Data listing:

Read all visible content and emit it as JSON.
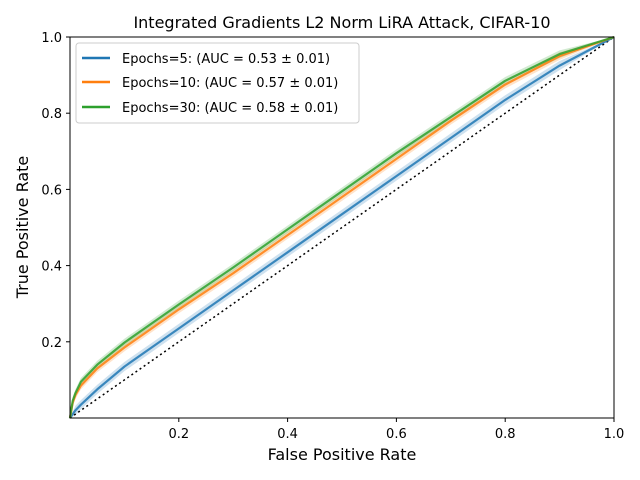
{
  "chart_data": {
    "type": "line",
    "title": "Integrated Gradients L2 Norm LiRA Attack, CIFAR-10",
    "xlabel": "False Positive Rate",
    "ylabel": "True Positive Rate",
    "xlim": [
      0,
      1
    ],
    "ylim": [
      0,
      1
    ],
    "grid": false,
    "legend_placement": "top-left",
    "xticks": [
      0.2,
      0.4,
      0.6,
      0.8,
      1.0
    ],
    "xtick_labels": [
      "0.2",
      "0.4",
      "0.6",
      "0.8",
      "1.0"
    ],
    "yticks": [
      0.2,
      0.4,
      0.6,
      0.8,
      1.0
    ],
    "ytick_labels": [
      "0.2",
      "0.4",
      "0.6",
      "0.8",
      "1.0"
    ],
    "diagonal": {
      "style": "dotted",
      "color": "#000000"
    },
    "series": [
      {
        "name": "Epochs=5: (AUC = 0.53 ± 0.01)",
        "color": "#1f77b4",
        "band": 0.012,
        "x": [
          0,
          0.01,
          0.02,
          0.05,
          0.1,
          0.15,
          0.2,
          0.3,
          0.4,
          0.5,
          0.6,
          0.7,
          0.8,
          0.9,
          1.0
        ],
        "y": [
          0,
          0.02,
          0.035,
          0.075,
          0.135,
          0.185,
          0.235,
          0.335,
          0.435,
          0.535,
          0.635,
          0.735,
          0.835,
          0.925,
          1.0
        ]
      },
      {
        "name": "Epochs=10: (AUC = 0.57 ± 0.01)",
        "color": "#ff7f0e",
        "band": 0.01,
        "x": [
          0,
          0.005,
          0.01,
          0.02,
          0.05,
          0.1,
          0.15,
          0.2,
          0.3,
          0.4,
          0.5,
          0.6,
          0.7,
          0.8,
          0.9,
          1.0
        ],
        "y": [
          0,
          0.04,
          0.06,
          0.085,
          0.13,
          0.185,
          0.235,
          0.285,
          0.38,
          0.48,
          0.58,
          0.68,
          0.78,
          0.875,
          0.95,
          1.0
        ]
      },
      {
        "name": "Epochs=30: (AUC = 0.58 ± 0.01)",
        "color": "#2ca02c",
        "band": 0.01,
        "x": [
          0,
          0.005,
          0.01,
          0.02,
          0.05,
          0.1,
          0.15,
          0.2,
          0.3,
          0.4,
          0.5,
          0.6,
          0.7,
          0.8,
          0.9,
          1.0
        ],
        "y": [
          0,
          0.045,
          0.065,
          0.095,
          0.14,
          0.198,
          0.248,
          0.298,
          0.395,
          0.495,
          0.595,
          0.695,
          0.79,
          0.885,
          0.955,
          1.0
        ]
      }
    ]
  }
}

- [PROBLEM REQUIREMENTS]: Take every line containing the word "color" and copy it.

- [EXERCISE OUTPUT]:
      "color": "#000000"
        "color": "#1f77b4",
        "color": "#ff7f0e",
        "color": "#2ca02c",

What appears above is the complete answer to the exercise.